╭─ Data provided
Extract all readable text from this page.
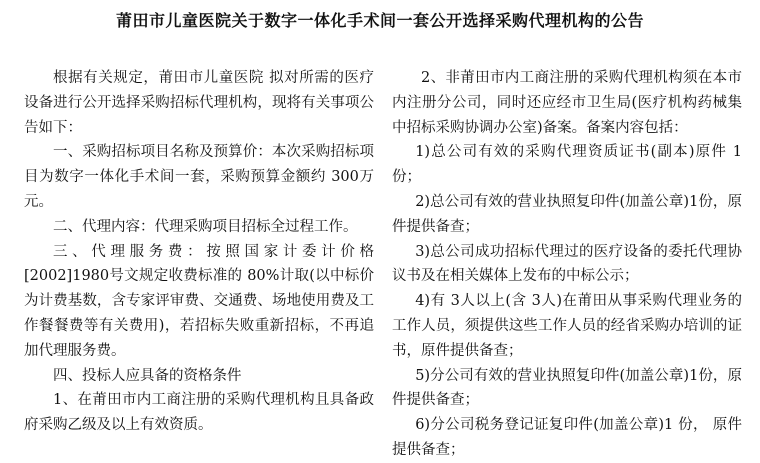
莆田市儿童医院关于数字一体化手术间一套公开选择采购代理机构的公告

根据有关规定，莆田市儿童医院 拟对所需的医疗设备进行公开选择采购招标代理机构，现将有关事项公告如下：

一、采购招标项目名称及预算价：本次采购招标项目为数字一体化手术间一套，采购预算金额约 300万元。

二、代理内容：代理采购项目招标全过程工作。

三、代理服务费：按照国家计委计价格[2002]1980号文规定收费标准的 80%计取(以中标价为计费基数，含专家评审费、交通费、场地使用费及工作餐餐费等有关费用)，若招标失败重新招标，不再追加代理服务费。

四、投标人应具备的资格条件

1、在莆田市内工商注册的采购代理机构且具备政府采购乙级及以上有效资质。

2、非莆田市内工商注册的采购代理机构须在本市内注册分公司，同时还应经市卫生局(医疗机构药械集中招标采购协调办公室)备案。备案内容包括：

1)总公司有效的采购代理资质证书(副本)原件 1份；

2)总公司有效的营业执照复印件(加盖公章)1份，原件提供备查；

3)总公司成功招标代理过的医疗设备的委托代理协议书及在相关媒体上发布的中标公示；

4)有 3人以上(含 3人)在莆田从事采购代理业务的工作人员，须提供这些工作人员的经省采购办培训的证书，原件提供备查；

5)分公司有效的营业执照复印件(加盖公章)1份，原件提供备查；

6)分公司税务登记证复印件(加盖公章)1 份， 原件提供备查；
╰─
Problem requirements
Without the pictures, restate all the entries above exactly.

Completed task
Extract all readable text from this page.
莆田市儿童医院关于数字一体化手术间一套公开选择采购代理机构的公告

根据有关规定，莆田市儿童医院 拟对所需的医疗设备进行公开选择采购招标代理机构，现将有关事项公告如下：

一、采购招标项目名称及预算价：本次采购招标项目为数字一体化手术间一套，采购预算金额约 300万元。

二、代理内容：代理采购项目招标全过程工作。

三、代理服务费：按照国家计委计价格[2002]1980号文规定收费标准的 80%计取(以中标价为计费基数，含专家评审费、交通费、场地使用费及工作餐餐费等有关费用)，若招标失败重新招标，不再追加代理服务费。

四、投标人应具备的资格条件

1、在莆田市内工商注册的采购代理机构且具备政府采购乙级及以上有效资质。

2、非莆田市内工商注册的采购代理机构须在本市内注册分公司，同时还应经市卫生局(医疗机构药械集中招标采购协调办公室)备案。备案内容包括：

1)总公司有效的采购代理资质证书(副本)原件 1份；

2)总公司有效的营业执照复印件(加盖公章)1份，原件提供备查；

3)总公司成功招标代理过的医疗设备的委托代理协议书及在相关媒体上发布的中标公示；

4)有 3人以上(含 3人)在莆田从事采购代理业务的工作人员，须提供这些工作人员的经省采购办培训的证书，原件提供备查；

5)分公司有效的营业执照复印件(加盖公章)1份，原件提供备查；

6)分公司税务登记证复印件(加盖公章)1 份， 原件提供备查；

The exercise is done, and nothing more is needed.